* [WRITTEN INSTRUCTION]
Word for word, transcribe the lines below and drop the pictures.

* [RECORDS FOR THIS TASK]
>> Begin
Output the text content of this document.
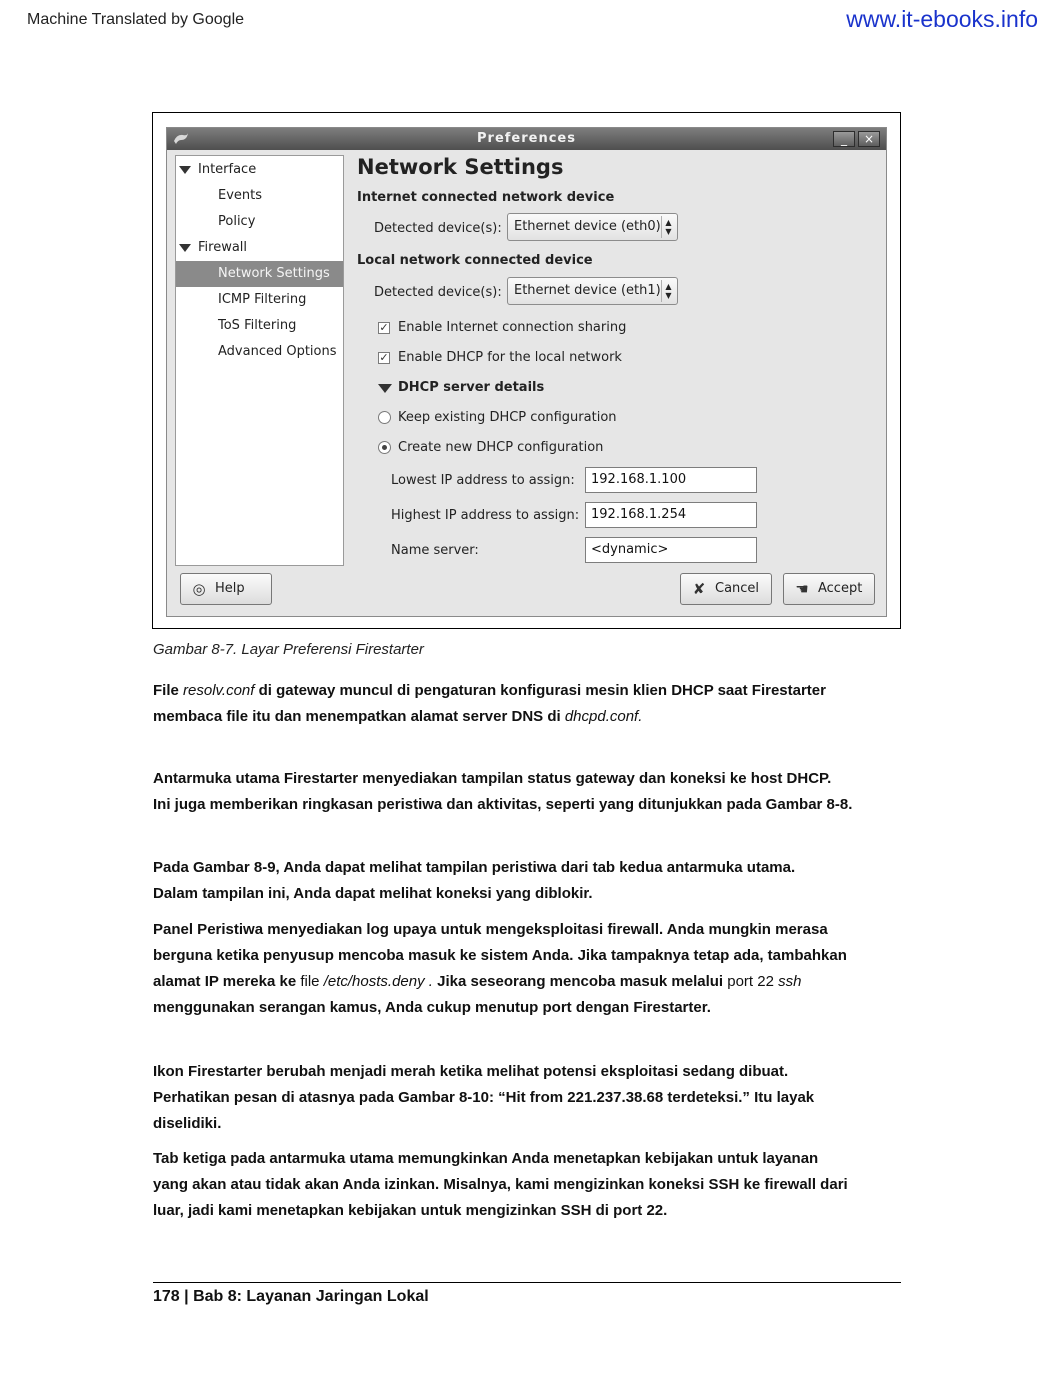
Machine Translated by Google	www.it-ebooks.info
Preferences	_	×
Interface
Events
Policy
Firewall
Network Settings
ICMP Filtering
ToS Filtering
Advanced Options
Network Settings
Internet connected network device
Detected device(s): Ethernet device (eth0) ▲
▼
Local network connected device
Detected device(s): Ethernet device (eth1) ▲
▼
✓ Enable Internet connection sharing
✓ Enable DHCP for the local network
DHCP server details
Keep existing DHCP configuration
Create new DHCP configuration
Lowest IP address to assign:	192.168.1.100
Highest IP address to assign: 192.168.1.254
Name server:	<dynamic>
◎ Help	✘ Cancel ☚ Accept
Gambar 8-7. Layar Preferensi Firestarter
File resolv.conf di gateway muncul di pengaturan konfigurasi mesin klien DHCP saat Firestarter
membaca file itu dan menempatkan alamat server DNS di dhcpd.conf.
Antarmuka utama Firestarter menyediakan tampilan status gateway dan koneksi ke host DHCP.
Ini juga memberikan ringkasan peristiwa dan aktivitas, seperti yang ditunjukkan pada Gambar 8-8.
Pada Gambar 8-9, Anda dapat melihat tampilan peristiwa dari tab kedua antarmuka utama.
Dalam tampilan ini, Anda dapat melihat koneksi yang diblokir.
Panel Peristiwa menyediakan log upaya untuk mengeksploitasi firewall. Anda mungkin merasa
berguna ketika penyusup mencoba masuk ke sistem Anda. Jika tampaknya tetap ada, tambahkan
alamat IP mereka ke file /etc/hosts.deny . Jika seseorang mencoba masuk melalui port 22 ssh
menggunakan serangan kamus, Anda cukup menutup port dengan Firestarter.
Ikon Firestarter berubah menjadi merah ketika melihat potensi eksploitasi sedang dibuat.
Perhatikan pesan di atasnya pada Gambar 8-10: “Hit from 221.237.38.68 terdeteksi.” Itu layak
diselidiki.
Tab ketiga pada antarmuka utama memungkinkan Anda menetapkan kebijakan untuk layanan
yang akan atau tidak akan Anda izinkan. Misalnya, kami mengizinkan koneksi SSH ke firewall dari
luar, jadi kami menetapkan kebijakan untuk mengizinkan SSH di port 22.
178 | Bab 8: Layanan Jaringan Lokal
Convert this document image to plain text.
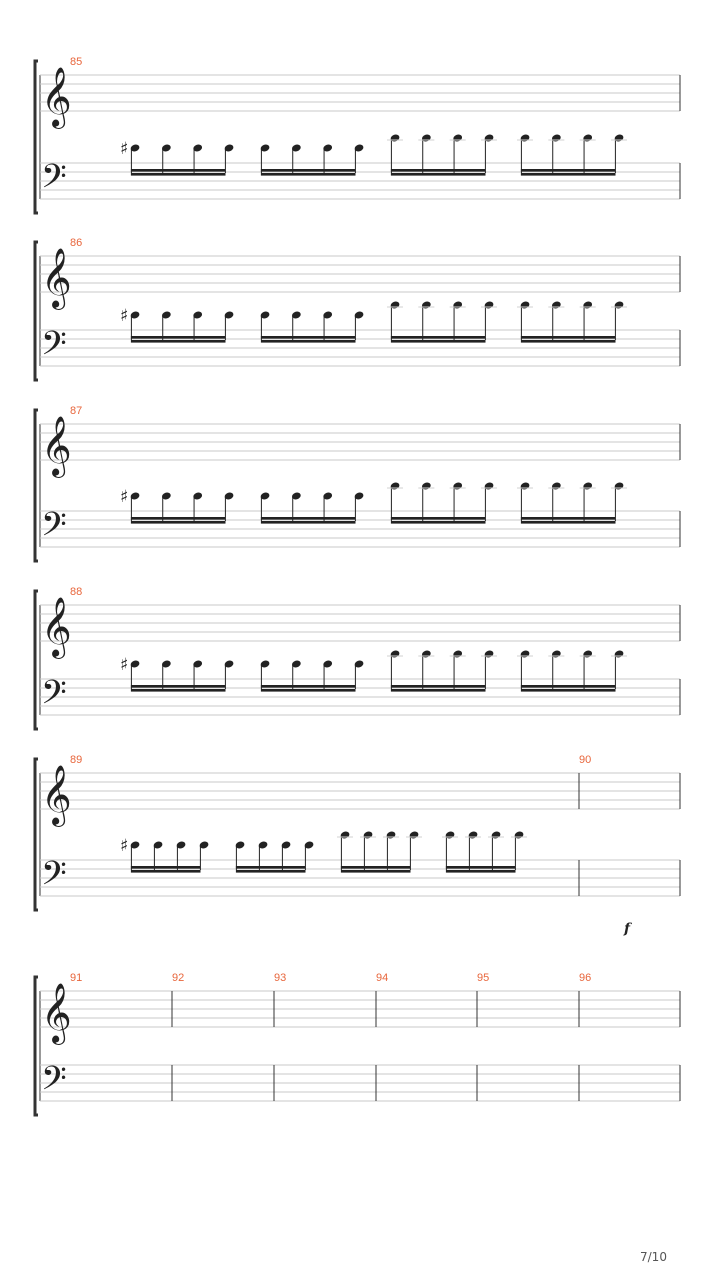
𝄞
𝄢
85
♯
𝄞
𝄢
86
♯
𝄞
𝄢
87
♯
𝄞
𝄢
88
♯
𝄞
𝄢
89	90
♯
𝄞
𝄢
91	92	93	94	95	96
f
7/10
>> End
* [RESULT OF THIS TASK]
Output the text content of this document.
Machine Translated by Google	www.it-ebooks.info
Preferences	_	×
Interface
Events
Policy
Firewall
Network Settings
ICMP Filtering
ToS Filtering
Advanced Options
Network Settings
Internet connected network device
Detected device(s): Ethernet device (eth0) ▲
▼
Local network connected device
Detected device(s): Ethernet device (eth1) ▲
▼
✓ Enable Internet connection sharing
✓ Enable DHCP for the local network
DHCP server details
Keep existing DHCP configuration
Create new DHCP configuration
Lowest IP address to assign:	192.168.1.100
Highest IP address to assign: 192.168.1.254
Name server:	<dynamic>
◎ Help	✘ Cancel ☚ Accept
Gambar 8-7. Layar Preferensi Firestarter
File resolv.conf di gateway muncul di pengaturan konfigurasi mesin klien DHCP saat Firestarter
membaca file itu dan menempatkan alamat server DNS di dhcpd.conf.
Antarmuka utama Firestarter menyediakan tampilan status gateway dan koneksi ke host DHCP.
Ini juga memberikan ringkasan peristiwa dan aktivitas, seperti yang ditunjukkan pada Gambar 8-8.
Pada Gambar 8-9, Anda dapat melihat tampilan peristiwa dari tab kedua antarmuka utama.
Dalam tampilan ini, Anda dapat melihat koneksi yang diblokir.
Panel Peristiwa menyediakan log upaya untuk mengeksploitasi firewall. Anda mungkin merasa
berguna ketika penyusup mencoba masuk ke sistem Anda. Jika tampaknya tetap ada, tambahkan
alamat IP mereka ke file /etc/hosts.deny . Jika seseorang mencoba masuk melalui port 22 ssh
menggunakan serangan kamus, Anda cukup menutup port dengan Firestarter.
Ikon Firestarter berubah menjadi merah ketika melihat potensi eksploitasi sedang dibuat.
Perhatikan pesan di atasnya pada Gambar 8-10: “Hit from 221.237.38.68 terdeteksi.” Itu layak
diselidiki.
Tab ketiga pada antarmuka utama memungkinkan Anda menetapkan kebijakan untuk layanan
yang akan atau tidak akan Anda izinkan. Misalnya, kami mengizinkan koneksi SSH ke firewall dari
luar, jadi kami menetapkan kebijakan untuk mengizinkan SSH di port 22.
178 | Bab 8: Layanan Jaringan Lokal
Convert this document image to plain text.
𝄞
𝄢
85
♯
𝄞
𝄢
86
♯
𝄞
𝄢
87
♯
𝄞
𝄢
88
♯
𝄞
𝄢
89	90
♯
𝄞
𝄢
91	92	93	94	95	96
f
7/10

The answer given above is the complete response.